Exercise objective> Copy out the lines that have "MSCI" in them.

Task material>
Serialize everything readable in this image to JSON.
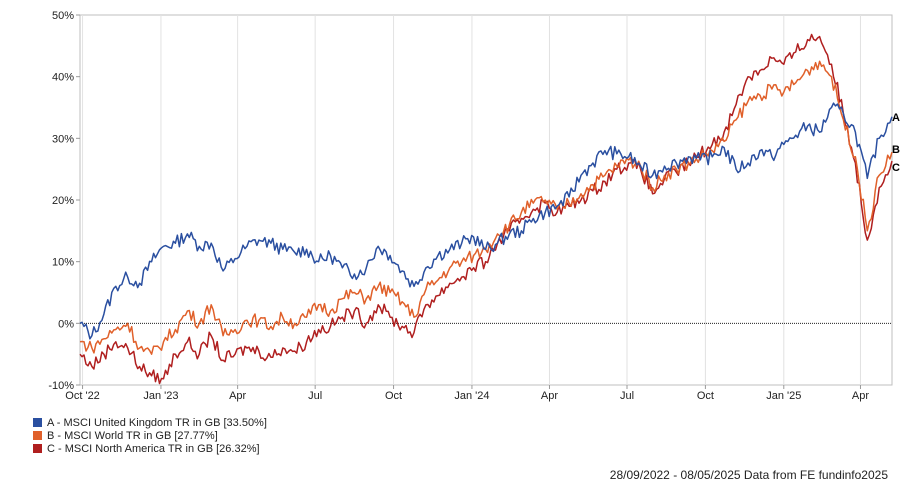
{
  "chart_data": {
    "type": "line",
    "title": "",
    "xlabel": "",
    "ylabel": "",
    "x_range": [
      "2022-09-28",
      "2025-05-08"
    ],
    "ylim": [
      -10,
      50
    ],
    "y_ticks": [
      -10,
      0,
      10,
      20,
      30,
      40,
      50
    ],
    "y_tick_labels": [
      "-10%",
      "0%",
      "10%",
      "20%",
      "30%",
      "40%",
      "50%"
    ],
    "x_ticks": [
      {
        "date": "2022-10-01",
        "label": "Oct '22"
      },
      {
        "date": "2023-01-01",
        "label": "Jan '23"
      },
      {
        "date": "2023-04-01",
        "label": "Apr"
      },
      {
        "date": "2023-07-01",
        "label": "Jul"
      },
      {
        "date": "2023-10-01",
        "label": "Oct"
      },
      {
        "date": "2024-01-01",
        "label": "Jan '24"
      },
      {
        "date": "2024-04-01",
        "label": "Apr"
      },
      {
        "date": "2024-07-01",
        "label": "Jul"
      },
      {
        "date": "2024-10-01",
        "label": "Oct"
      },
      {
        "date": "2025-01-01",
        "label": "Jan '25"
      },
      {
        "date": "2025-04-01",
        "label": "Apr"
      }
    ],
    "grid": {
      "vertical": true,
      "horizontal": false
    },
    "zero_line": true,
    "legend_position": "bottom-left",
    "series": [
      {
        "letter": "A",
        "name": "A - MSCI United Kingdom TR in GB [33.50%]",
        "color": "#2a4fa0",
        "dates": [
          "2022-09-28",
          "2022-10-12",
          "2022-10-26",
          "2022-11-09",
          "2022-11-23",
          "2022-12-07",
          "2022-12-21",
          "2023-01-04",
          "2023-01-18",
          "2023-02-01",
          "2023-02-15",
          "2023-03-01",
          "2023-03-15",
          "2023-03-29",
          "2023-04-12",
          "2023-04-26",
          "2023-05-10",
          "2023-05-24",
          "2023-06-07",
          "2023-06-21",
          "2023-07-05",
          "2023-07-19",
          "2023-08-02",
          "2023-08-16",
          "2023-08-30",
          "2023-09-13",
          "2023-09-27",
          "2023-10-11",
          "2023-10-25",
          "2023-11-08",
          "2023-11-22",
          "2023-12-06",
          "2023-12-20",
          "2024-01-03",
          "2024-01-17",
          "2024-01-31",
          "2024-02-14",
          "2024-02-28",
          "2024-03-13",
          "2024-03-27",
          "2024-04-10",
          "2024-04-24",
          "2024-05-08",
          "2024-05-22",
          "2024-06-05",
          "2024-06-19",
          "2024-07-03",
          "2024-07-17",
          "2024-07-31",
          "2024-08-14",
          "2024-08-28",
          "2024-09-11",
          "2024-09-25",
          "2024-10-09",
          "2024-10-23",
          "2024-11-06",
          "2024-11-20",
          "2024-12-04",
          "2024-12-18",
          "2025-01-01",
          "2025-01-15",
          "2025-01-29",
          "2025-02-12",
          "2025-02-26",
          "2025-03-12",
          "2025-03-26",
          "2025-04-09",
          "2025-04-23",
          "2025-05-08"
        ],
        "values": [
          0.0,
          -2.0,
          1.5,
          6.0,
          7.5,
          6.5,
          10.0,
          12.5,
          13.0,
          14.5,
          12.5,
          13.0,
          8.5,
          10.5,
          12.5,
          13.5,
          13.0,
          12.0,
          11.5,
          12.0,
          10.0,
          11.0,
          9.0,
          8.0,
          9.0,
          12.5,
          11.0,
          8.5,
          6.0,
          9.0,
          11.0,
          12.0,
          13.0,
          14.0,
          12.0,
          13.0,
          14.5,
          15.0,
          17.0,
          18.0,
          19.0,
          20.5,
          24.0,
          26.0,
          28.0,
          27.5,
          27.0,
          25.5,
          24.0,
          25.5,
          26.0,
          27.0,
          26.5,
          27.0,
          28.5,
          25.0,
          26.0,
          28.0,
          27.0,
          29.0,
          30.5,
          32.0,
          31.0,
          35.0,
          34.0,
          31.0,
          23.5,
          30.0,
          33.5
        ]
      },
      {
        "letter": "B",
        "name": "B - MSCI World TR in GB [27.77%]",
        "color": "#e0602a",
        "dates": [
          "2022-09-28",
          "2022-10-12",
          "2022-10-26",
          "2022-11-09",
          "2022-11-23",
          "2022-12-07",
          "2022-12-21",
          "2023-01-04",
          "2023-01-18",
          "2023-02-01",
          "2023-02-15",
          "2023-03-01",
          "2023-03-15",
          "2023-03-29",
          "2023-04-12",
          "2023-04-26",
          "2023-05-10",
          "2023-05-24",
          "2023-06-07",
          "2023-06-21",
          "2023-07-05",
          "2023-07-19",
          "2023-08-02",
          "2023-08-16",
          "2023-08-30",
          "2023-09-13",
          "2023-09-27",
          "2023-10-11",
          "2023-10-25",
          "2023-11-08",
          "2023-11-22",
          "2023-12-06",
          "2023-12-20",
          "2024-01-03",
          "2024-01-17",
          "2024-01-31",
          "2024-02-14",
          "2024-02-28",
          "2024-03-13",
          "2024-03-27",
          "2024-04-10",
          "2024-04-24",
          "2024-05-08",
          "2024-05-22",
          "2024-06-05",
          "2024-06-19",
          "2024-07-03",
          "2024-07-17",
          "2024-07-31",
          "2024-08-14",
          "2024-08-28",
          "2024-09-11",
          "2024-09-25",
          "2024-10-09",
          "2024-10-23",
          "2024-11-06",
          "2024-11-20",
          "2024-12-04",
          "2024-12-18",
          "2025-01-01",
          "2025-01-15",
          "2025-01-29",
          "2025-02-12",
          "2025-02-26",
          "2025-03-12",
          "2025-03-26",
          "2025-04-09",
          "2025-04-23",
          "2025-05-08"
        ],
        "values": [
          -3.0,
          -4.0,
          -2.5,
          -1.0,
          0.0,
          -4.0,
          -5.0,
          -3.0,
          -1.0,
          2.0,
          0.0,
          3.0,
          -2.0,
          -1.0,
          0.5,
          0.5,
          -0.5,
          1.0,
          0.0,
          1.0,
          3.0,
          2.0,
          4.0,
          5.0,
          4.0,
          6.0,
          5.0,
          3.5,
          1.0,
          5.5,
          7.0,
          9.0,
          10.0,
          11.0,
          12.0,
          14.5,
          16.0,
          18.0,
          19.5,
          20.0,
          18.5,
          19.5,
          21.0,
          22.5,
          24.0,
          25.5,
          26.5,
          25.5,
          22.0,
          24.0,
          25.0,
          26.0,
          27.0,
          28.0,
          29.5,
          33.0,
          36.0,
          37.0,
          38.0,
          37.5,
          39.0,
          41.0,
          42.5,
          40.0,
          33.0,
          27.0,
          15.0,
          24.0,
          27.77
        ]
      },
      {
        "letter": "C",
        "name": "C - MSCI North America TR in GB [26.32%]",
        "color": "#b01f1f",
        "dates": [
          "2022-09-28",
          "2022-10-12",
          "2022-10-26",
          "2022-11-09",
          "2022-11-23",
          "2022-12-07",
          "2022-12-21",
          "2023-01-04",
          "2023-01-18",
          "2023-02-01",
          "2023-02-15",
          "2023-03-01",
          "2023-03-15",
          "2023-03-29",
          "2023-04-12",
          "2023-04-26",
          "2023-05-10",
          "2023-05-24",
          "2023-06-07",
          "2023-06-21",
          "2023-07-05",
          "2023-07-19",
          "2023-08-02",
          "2023-08-16",
          "2023-08-30",
          "2023-09-13",
          "2023-09-27",
          "2023-10-11",
          "2023-10-25",
          "2023-11-08",
          "2023-11-22",
          "2023-12-06",
          "2023-12-20",
          "2024-01-03",
          "2024-01-17",
          "2024-01-31",
          "2024-02-14",
          "2024-02-28",
          "2024-03-13",
          "2024-03-27",
          "2024-04-10",
          "2024-04-24",
          "2024-05-08",
          "2024-05-22",
          "2024-06-05",
          "2024-06-19",
          "2024-07-03",
          "2024-07-17",
          "2024-07-31",
          "2024-08-14",
          "2024-08-28",
          "2024-09-11",
          "2024-09-25",
          "2024-10-09",
          "2024-10-23",
          "2024-11-06",
          "2024-11-20",
          "2024-12-04",
          "2024-12-18",
          "2025-01-01",
          "2025-01-15",
          "2025-01-29",
          "2025-02-12",
          "2025-02-26",
          "2025-03-12",
          "2025-03-26",
          "2025-04-09",
          "2025-04-23",
          "2025-05-08"
        ],
        "values": [
          -5.0,
          -7.0,
          -5.0,
          -3.0,
          -4.0,
          -7.0,
          -8.5,
          -9.0,
          -5.0,
          -3.0,
          -5.0,
          -2.0,
          -6.0,
          -5.0,
          -4.0,
          -4.5,
          -5.5,
          -4.0,
          -4.5,
          -3.0,
          -1.0,
          -0.5,
          1.0,
          2.0,
          0.0,
          3.0,
          1.0,
          -0.5,
          -1.5,
          3.0,
          4.5,
          6.5,
          7.5,
          9.0,
          10.0,
          13.0,
          15.0,
          17.0,
          18.5,
          19.5,
          18.0,
          19.0,
          20.0,
          21.5,
          23.0,
          25.0,
          26.0,
          25.0,
          21.0,
          23.5,
          24.5,
          26.0,
          27.5,
          29.0,
          31.0,
          35.5,
          40.0,
          41.0,
          43.0,
          42.0,
          44.0,
          46.0,
          46.5,
          42.0,
          34.0,
          26.0,
          13.5,
          22.0,
          26.32
        ]
      }
    ]
  },
  "footer": {
    "text": "28/09/2022 - 08/05/2025 Data from FE fundinfo2025"
  }
}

Expected answer>
        "name": "A - MSCI United Kingdom TR in GB [33.50%]",
        "name": "B - MSCI World TR in GB [27.77%]",
        "name": "C - MSCI North America TR in GB [26.32%]",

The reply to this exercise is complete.